- **Task statement**
Determine which lines contain the word "Παραστατικά", then copy those lines.

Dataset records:
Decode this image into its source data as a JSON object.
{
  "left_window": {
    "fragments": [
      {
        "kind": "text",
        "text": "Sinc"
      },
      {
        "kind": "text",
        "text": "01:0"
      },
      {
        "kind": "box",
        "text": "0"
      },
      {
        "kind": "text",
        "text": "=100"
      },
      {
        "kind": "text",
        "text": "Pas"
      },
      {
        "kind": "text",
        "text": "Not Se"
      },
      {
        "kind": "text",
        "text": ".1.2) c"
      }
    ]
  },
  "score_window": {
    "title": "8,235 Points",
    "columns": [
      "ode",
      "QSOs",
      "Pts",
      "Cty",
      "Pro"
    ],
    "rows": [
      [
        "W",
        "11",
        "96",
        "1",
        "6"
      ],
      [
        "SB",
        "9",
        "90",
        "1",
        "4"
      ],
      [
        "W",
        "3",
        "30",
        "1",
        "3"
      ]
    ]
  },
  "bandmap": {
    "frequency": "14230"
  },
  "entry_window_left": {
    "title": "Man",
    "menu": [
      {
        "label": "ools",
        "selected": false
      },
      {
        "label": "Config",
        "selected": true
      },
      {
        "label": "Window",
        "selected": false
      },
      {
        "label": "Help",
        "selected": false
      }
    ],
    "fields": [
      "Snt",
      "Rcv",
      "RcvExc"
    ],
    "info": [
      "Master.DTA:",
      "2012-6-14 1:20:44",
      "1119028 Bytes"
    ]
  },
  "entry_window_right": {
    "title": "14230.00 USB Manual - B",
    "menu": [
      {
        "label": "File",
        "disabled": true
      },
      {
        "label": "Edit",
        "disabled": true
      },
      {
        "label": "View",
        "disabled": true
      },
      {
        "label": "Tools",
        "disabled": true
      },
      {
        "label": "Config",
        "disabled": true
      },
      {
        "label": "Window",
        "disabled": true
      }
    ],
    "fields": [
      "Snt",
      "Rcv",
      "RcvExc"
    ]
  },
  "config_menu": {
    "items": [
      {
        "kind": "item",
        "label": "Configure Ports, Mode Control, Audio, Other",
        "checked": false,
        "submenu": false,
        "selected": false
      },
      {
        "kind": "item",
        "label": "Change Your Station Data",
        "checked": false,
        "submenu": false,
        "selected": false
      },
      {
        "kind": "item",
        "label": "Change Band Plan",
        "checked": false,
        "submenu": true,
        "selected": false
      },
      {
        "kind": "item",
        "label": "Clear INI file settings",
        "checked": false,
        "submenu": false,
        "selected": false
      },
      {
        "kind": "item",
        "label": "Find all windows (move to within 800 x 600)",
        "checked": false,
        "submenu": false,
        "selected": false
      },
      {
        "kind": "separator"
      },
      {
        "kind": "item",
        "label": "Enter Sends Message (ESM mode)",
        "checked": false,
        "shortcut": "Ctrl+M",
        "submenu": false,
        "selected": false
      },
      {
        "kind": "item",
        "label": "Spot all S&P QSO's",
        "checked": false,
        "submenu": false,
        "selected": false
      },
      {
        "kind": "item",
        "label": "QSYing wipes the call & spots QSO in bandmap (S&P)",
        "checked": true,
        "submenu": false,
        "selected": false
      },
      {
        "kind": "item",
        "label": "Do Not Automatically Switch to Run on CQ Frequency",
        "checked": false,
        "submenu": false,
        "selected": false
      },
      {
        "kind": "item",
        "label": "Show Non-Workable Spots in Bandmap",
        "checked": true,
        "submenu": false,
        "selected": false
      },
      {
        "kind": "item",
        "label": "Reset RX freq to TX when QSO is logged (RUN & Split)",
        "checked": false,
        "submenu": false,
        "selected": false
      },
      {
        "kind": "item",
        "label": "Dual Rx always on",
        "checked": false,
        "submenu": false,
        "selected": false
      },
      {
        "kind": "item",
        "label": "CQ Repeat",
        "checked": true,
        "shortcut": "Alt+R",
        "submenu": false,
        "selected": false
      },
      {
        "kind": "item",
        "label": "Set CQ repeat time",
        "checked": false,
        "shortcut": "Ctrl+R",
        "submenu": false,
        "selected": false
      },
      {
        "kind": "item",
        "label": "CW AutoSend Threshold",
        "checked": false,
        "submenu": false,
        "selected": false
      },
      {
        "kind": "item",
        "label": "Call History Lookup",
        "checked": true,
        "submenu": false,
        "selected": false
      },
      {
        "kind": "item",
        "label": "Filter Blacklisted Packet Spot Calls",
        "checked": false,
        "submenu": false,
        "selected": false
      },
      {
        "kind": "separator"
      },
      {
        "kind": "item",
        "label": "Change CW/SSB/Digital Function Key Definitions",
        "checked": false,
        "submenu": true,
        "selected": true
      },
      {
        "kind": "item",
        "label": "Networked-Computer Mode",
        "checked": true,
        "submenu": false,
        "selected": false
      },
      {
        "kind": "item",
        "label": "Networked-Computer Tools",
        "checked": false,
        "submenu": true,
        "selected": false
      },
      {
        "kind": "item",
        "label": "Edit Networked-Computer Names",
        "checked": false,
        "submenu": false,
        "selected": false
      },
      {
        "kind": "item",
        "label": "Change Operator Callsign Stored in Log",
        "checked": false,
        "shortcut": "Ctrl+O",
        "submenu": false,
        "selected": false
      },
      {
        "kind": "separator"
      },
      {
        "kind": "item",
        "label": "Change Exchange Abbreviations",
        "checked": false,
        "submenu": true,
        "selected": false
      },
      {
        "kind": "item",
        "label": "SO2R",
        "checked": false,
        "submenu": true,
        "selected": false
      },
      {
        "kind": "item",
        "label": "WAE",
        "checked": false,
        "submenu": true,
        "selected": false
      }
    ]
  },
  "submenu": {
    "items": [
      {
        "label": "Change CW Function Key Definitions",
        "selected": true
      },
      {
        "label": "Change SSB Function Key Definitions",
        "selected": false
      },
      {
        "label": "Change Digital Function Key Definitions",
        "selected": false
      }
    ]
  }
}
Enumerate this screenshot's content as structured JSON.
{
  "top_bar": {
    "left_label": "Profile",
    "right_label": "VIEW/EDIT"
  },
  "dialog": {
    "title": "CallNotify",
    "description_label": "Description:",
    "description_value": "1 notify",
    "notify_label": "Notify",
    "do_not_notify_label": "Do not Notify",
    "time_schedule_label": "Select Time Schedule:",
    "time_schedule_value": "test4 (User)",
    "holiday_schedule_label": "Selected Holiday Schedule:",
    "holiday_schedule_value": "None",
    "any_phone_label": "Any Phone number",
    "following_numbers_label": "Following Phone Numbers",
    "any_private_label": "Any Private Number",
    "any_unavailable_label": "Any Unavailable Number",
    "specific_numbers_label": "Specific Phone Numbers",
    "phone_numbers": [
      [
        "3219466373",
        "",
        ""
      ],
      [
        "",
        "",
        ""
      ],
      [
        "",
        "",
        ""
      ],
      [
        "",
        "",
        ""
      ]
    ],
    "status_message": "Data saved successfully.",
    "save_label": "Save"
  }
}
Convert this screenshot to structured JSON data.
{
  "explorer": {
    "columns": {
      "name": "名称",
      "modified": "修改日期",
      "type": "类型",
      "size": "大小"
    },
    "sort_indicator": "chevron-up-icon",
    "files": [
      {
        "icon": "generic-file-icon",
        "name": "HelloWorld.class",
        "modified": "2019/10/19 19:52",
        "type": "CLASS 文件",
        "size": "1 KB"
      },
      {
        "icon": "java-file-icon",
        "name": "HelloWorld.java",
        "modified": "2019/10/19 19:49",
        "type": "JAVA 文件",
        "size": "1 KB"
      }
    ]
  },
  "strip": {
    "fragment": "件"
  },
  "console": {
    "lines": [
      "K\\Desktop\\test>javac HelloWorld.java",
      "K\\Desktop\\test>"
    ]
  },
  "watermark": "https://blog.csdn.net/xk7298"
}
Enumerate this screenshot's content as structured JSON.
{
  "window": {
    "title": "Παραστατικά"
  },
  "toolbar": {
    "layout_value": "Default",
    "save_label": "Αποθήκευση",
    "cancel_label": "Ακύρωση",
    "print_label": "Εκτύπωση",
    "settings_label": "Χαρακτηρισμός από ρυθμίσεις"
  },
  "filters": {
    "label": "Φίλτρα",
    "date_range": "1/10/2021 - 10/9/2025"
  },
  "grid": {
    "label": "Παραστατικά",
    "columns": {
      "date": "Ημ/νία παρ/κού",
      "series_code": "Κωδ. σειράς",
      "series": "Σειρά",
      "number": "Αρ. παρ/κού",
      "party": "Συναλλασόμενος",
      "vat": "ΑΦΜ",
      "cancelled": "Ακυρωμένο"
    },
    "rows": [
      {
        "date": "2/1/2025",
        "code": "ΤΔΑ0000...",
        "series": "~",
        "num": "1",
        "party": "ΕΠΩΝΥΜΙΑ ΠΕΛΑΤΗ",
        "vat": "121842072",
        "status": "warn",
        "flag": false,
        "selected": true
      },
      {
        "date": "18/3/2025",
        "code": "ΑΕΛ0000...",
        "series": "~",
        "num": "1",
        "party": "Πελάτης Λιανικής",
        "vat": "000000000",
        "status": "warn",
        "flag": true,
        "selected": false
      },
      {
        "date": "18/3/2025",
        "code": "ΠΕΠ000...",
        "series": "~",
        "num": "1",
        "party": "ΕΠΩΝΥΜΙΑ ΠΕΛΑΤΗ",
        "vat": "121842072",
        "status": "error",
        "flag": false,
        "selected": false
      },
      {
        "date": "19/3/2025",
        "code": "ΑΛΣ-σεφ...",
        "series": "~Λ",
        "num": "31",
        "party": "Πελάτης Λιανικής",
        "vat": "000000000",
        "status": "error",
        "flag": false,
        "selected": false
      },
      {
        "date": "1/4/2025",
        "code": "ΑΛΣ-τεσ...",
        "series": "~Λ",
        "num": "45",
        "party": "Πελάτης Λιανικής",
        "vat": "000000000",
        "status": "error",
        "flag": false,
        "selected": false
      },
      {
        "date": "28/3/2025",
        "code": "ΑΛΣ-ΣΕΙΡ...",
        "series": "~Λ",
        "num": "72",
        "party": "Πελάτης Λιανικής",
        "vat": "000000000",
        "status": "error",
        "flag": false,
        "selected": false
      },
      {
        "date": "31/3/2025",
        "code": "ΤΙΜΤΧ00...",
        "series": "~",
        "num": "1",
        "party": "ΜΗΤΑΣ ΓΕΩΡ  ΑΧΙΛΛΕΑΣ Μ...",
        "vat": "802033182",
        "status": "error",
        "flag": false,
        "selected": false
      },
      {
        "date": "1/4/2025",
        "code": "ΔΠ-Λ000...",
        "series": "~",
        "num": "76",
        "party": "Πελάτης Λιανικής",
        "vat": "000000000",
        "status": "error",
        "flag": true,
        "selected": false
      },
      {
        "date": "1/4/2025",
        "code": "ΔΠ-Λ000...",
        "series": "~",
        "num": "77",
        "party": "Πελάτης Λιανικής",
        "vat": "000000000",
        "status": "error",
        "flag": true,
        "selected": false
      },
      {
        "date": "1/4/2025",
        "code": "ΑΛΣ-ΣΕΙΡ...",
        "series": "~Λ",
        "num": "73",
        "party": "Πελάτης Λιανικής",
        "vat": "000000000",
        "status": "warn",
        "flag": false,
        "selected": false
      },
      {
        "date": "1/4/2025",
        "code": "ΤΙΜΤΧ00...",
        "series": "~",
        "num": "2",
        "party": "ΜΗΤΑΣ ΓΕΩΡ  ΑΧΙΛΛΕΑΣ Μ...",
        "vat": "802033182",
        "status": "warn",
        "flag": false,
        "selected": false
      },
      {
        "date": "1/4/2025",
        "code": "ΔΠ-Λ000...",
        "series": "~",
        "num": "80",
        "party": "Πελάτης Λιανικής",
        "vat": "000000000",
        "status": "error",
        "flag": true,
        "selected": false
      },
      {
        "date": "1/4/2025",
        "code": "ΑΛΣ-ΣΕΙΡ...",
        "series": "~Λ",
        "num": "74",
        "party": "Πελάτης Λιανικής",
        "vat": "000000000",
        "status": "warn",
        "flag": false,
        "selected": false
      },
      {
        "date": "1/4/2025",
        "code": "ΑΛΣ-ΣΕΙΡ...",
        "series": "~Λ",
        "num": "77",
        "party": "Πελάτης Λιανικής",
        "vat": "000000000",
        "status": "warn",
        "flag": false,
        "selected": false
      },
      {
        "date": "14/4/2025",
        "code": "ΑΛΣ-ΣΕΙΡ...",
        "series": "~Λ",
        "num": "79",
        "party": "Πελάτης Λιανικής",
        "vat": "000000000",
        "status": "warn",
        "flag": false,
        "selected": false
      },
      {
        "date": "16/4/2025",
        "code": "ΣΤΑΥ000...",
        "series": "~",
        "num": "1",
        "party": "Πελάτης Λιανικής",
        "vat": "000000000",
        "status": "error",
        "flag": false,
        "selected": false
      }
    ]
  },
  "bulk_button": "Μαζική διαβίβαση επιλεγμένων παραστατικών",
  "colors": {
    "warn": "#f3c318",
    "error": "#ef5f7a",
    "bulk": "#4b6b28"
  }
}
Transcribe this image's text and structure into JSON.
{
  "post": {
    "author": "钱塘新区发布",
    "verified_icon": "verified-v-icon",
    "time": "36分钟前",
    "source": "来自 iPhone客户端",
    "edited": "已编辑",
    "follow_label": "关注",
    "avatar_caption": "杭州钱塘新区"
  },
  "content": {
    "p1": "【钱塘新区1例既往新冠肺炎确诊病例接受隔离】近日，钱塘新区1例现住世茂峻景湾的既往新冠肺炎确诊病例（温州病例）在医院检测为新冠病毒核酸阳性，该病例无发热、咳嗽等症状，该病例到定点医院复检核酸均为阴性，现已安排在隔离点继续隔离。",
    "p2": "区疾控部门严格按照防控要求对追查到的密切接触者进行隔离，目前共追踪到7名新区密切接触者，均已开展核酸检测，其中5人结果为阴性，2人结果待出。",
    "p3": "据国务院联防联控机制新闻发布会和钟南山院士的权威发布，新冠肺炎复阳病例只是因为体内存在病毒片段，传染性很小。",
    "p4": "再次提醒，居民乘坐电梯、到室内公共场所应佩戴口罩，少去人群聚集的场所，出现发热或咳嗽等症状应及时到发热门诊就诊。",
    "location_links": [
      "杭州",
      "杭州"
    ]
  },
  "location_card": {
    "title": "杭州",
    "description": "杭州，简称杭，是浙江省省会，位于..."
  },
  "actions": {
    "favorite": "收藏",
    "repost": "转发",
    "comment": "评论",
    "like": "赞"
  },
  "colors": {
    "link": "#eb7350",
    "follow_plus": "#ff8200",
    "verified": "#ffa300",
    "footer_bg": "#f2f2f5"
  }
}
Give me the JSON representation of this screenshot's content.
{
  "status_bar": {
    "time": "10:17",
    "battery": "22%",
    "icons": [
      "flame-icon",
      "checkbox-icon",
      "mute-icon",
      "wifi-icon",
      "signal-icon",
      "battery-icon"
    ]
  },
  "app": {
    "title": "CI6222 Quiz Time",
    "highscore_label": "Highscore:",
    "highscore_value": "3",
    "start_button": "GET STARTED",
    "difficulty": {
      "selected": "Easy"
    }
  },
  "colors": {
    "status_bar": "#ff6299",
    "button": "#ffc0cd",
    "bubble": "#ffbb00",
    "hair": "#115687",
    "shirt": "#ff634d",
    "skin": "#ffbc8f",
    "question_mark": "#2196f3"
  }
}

- **Answer to the problem**
    "title": "Παραστατικά"
    "label": "Παραστατικά",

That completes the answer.